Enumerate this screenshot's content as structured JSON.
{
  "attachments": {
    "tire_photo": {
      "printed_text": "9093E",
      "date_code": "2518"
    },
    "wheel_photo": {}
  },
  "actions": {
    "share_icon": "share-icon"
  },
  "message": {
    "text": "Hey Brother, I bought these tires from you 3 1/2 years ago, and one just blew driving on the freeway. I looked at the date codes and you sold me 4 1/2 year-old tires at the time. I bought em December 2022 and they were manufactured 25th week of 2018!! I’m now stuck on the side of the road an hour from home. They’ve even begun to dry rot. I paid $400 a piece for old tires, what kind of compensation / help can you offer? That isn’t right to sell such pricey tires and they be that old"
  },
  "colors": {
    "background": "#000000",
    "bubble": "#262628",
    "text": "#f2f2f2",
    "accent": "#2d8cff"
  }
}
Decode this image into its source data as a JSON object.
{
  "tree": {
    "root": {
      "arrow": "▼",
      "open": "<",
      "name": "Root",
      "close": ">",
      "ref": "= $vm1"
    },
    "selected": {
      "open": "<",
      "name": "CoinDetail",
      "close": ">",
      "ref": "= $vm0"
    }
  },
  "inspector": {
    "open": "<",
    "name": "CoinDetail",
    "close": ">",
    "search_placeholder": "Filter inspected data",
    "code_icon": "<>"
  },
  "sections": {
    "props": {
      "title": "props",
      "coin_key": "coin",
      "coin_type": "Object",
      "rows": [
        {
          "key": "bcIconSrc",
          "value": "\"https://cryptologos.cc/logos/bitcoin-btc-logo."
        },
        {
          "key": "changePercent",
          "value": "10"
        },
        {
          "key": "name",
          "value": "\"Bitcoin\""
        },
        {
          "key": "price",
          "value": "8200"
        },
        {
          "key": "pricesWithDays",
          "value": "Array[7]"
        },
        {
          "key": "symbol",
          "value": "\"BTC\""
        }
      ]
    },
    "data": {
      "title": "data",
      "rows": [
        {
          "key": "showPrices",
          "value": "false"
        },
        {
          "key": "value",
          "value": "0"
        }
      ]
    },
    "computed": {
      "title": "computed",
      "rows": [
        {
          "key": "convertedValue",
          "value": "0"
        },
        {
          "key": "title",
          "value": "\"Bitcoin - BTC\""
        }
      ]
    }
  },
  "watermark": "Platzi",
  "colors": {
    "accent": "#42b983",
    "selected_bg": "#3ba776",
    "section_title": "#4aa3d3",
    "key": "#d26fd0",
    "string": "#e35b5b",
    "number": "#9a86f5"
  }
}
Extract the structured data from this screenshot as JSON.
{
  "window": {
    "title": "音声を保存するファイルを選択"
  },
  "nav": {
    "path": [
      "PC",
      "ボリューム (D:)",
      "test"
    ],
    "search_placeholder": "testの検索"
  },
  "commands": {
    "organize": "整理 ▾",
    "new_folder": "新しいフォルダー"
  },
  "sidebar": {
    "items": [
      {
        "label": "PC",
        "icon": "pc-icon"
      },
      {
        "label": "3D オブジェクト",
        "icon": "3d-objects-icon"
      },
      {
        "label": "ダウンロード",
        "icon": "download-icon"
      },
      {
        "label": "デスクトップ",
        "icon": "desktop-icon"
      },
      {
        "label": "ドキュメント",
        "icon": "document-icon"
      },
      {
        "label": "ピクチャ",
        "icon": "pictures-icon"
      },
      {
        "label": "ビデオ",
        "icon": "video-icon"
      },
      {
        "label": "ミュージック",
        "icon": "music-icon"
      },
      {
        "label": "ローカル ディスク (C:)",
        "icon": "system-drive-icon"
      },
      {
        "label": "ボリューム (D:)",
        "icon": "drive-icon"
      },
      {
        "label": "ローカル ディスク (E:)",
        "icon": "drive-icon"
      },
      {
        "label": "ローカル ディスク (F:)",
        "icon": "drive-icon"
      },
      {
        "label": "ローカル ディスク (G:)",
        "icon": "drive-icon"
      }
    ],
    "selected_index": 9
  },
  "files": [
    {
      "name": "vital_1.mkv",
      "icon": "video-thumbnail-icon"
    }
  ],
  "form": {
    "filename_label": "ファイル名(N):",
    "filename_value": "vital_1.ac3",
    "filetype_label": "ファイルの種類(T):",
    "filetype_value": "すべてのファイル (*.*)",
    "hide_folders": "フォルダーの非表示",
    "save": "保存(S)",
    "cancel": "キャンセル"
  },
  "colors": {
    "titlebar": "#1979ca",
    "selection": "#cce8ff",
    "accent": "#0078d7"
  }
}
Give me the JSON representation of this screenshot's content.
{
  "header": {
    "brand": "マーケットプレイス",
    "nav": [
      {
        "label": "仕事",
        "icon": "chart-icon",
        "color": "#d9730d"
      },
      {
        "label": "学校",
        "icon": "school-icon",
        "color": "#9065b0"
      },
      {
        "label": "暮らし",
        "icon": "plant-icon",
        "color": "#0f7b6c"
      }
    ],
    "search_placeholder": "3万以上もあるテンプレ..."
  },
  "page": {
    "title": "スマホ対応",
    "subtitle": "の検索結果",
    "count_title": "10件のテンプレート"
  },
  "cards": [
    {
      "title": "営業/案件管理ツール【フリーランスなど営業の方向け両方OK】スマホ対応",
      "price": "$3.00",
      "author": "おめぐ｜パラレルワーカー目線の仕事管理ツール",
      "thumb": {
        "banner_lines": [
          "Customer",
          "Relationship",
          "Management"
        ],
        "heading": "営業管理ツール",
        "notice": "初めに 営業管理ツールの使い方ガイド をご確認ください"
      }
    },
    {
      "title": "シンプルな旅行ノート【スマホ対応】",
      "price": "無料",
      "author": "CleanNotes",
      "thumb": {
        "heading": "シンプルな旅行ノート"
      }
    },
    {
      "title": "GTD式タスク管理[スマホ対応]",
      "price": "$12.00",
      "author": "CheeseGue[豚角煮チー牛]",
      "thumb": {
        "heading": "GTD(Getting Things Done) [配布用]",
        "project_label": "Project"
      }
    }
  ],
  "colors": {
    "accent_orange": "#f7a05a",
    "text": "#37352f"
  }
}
----------------
**BRIEF**
Find the string "structured" in the listing and return every line that holds it.

**EXPECTED OUTPUT**
Enumerate this screenshot's content as structured JSON.
Extract the structured data from this screenshot as JSON.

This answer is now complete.